● Work to complete:
(1) According to the passage on CGI's elite running fields, how many world records have elite competitors from CGI events set?
(2) From the passage on CGI's elite running fields, copy word for word the stretch from "How effective has" up to and including "23 world records.".
[Opening Passage for review section]
How effective has CGI been in developing elite fields in their North America races? Our research, quickly done, noted ten Olympic medals for athletes who have competed in the series. In this recent world championships, both 10k winners, the women’s marathon winner, all three 5k men and women medalists have raced in North America in CGI events. In fact, CGI support went all the way down to World Championship bronze medalist at 800 meters, Brenda Martinez. Sources close to the series noted that elite competitors from CGI events have set 23 world records.
Personally, one of our most read interviews ever was with Haile Gebrselassie, the year he set road world records in RNR Arizona. Without the support of the late Mike Long, who shepherded the elite programs at Elite before CGI existed, those interviews would never have been done. Another great interview and series of articles were on Meb Keflezighi, U.S. 2012 Olympic Trials marathon champion, 2004 Olympic silver medalist and 2012 fourth placer in the London Marathon. Meb developed his long distance racing chops running RNR events, including superb runs in RNR San Jose.
How will this effect the sport? One key observer noted that running is both an activity and a sport, and CGI had investments in both. With this move, however, Competitor Group ceases to be involved with the sport, they now produce endurance activities.
Another keen observer noted, ” One has to realize that is very easy to get involved in our sport. Who is in it for the long term and who is in it for the short term?”
[Closing Passage for review section]
[Opening Data to examine section]
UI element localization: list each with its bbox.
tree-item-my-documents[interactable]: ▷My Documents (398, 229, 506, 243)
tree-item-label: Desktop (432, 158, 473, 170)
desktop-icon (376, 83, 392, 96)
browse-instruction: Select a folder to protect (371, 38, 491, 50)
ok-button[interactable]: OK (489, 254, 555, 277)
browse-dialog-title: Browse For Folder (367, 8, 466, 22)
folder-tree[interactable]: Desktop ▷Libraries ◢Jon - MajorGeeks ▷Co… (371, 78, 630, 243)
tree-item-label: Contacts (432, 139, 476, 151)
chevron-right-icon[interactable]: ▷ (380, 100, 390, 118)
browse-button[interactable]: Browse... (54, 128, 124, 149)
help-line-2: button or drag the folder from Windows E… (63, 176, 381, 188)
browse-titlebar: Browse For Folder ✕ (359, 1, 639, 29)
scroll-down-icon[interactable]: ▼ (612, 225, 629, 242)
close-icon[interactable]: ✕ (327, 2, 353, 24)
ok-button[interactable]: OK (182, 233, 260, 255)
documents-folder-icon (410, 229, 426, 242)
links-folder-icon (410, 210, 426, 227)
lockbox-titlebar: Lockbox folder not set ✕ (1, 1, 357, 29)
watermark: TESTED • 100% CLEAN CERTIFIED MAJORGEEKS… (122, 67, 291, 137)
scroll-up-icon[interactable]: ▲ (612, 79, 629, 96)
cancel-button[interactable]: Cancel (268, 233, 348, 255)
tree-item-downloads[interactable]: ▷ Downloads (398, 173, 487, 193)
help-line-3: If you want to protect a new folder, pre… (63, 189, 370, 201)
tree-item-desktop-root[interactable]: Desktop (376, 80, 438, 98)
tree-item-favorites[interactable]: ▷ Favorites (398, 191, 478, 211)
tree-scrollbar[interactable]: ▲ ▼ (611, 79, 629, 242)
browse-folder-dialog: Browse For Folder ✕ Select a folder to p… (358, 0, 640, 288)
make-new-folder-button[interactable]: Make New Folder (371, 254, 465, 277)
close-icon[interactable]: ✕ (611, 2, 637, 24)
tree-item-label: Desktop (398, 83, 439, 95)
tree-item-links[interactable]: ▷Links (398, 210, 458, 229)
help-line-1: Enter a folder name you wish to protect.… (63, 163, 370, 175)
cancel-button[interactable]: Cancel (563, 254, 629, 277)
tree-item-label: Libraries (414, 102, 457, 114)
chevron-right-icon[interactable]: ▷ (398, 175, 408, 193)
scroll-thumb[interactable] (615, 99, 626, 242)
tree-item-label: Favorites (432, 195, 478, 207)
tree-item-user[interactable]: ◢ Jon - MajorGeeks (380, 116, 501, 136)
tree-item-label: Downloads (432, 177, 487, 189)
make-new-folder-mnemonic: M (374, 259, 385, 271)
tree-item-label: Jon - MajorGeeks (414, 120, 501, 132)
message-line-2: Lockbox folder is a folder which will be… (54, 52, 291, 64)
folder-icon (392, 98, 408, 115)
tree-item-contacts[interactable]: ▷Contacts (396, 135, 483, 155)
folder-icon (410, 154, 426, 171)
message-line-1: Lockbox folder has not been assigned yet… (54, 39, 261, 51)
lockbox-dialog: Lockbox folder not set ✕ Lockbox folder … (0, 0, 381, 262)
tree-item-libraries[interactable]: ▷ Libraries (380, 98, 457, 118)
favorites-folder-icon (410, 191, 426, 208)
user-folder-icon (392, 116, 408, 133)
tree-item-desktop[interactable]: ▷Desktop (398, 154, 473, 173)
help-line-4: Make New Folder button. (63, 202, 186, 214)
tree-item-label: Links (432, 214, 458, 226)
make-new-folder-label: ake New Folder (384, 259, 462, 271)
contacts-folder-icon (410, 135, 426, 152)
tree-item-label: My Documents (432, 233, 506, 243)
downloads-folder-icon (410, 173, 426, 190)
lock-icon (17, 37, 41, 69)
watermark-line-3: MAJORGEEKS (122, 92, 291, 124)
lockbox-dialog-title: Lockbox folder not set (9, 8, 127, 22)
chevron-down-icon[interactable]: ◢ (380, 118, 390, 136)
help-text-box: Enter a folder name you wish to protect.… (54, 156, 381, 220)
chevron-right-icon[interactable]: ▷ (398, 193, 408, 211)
[Closing Data to examine section]
● Task answers:
(1) 23 world records.

(2)
How effective has CGI been in developing elite fields in their North America races? Our research, quickly done, noted ten Olympic medals for athletes who have competed in the series. In this recent world championships, both 10k winners, the women’s marathon winner, all three 5k men and women medalists have raced in North America in CGI events. In fact, CGI support went all the way down to World Championship bronze medalist at 800 meters, Brenda Martinez. Sources close to the series noted that elite competitors from CGI events have set 23 world records.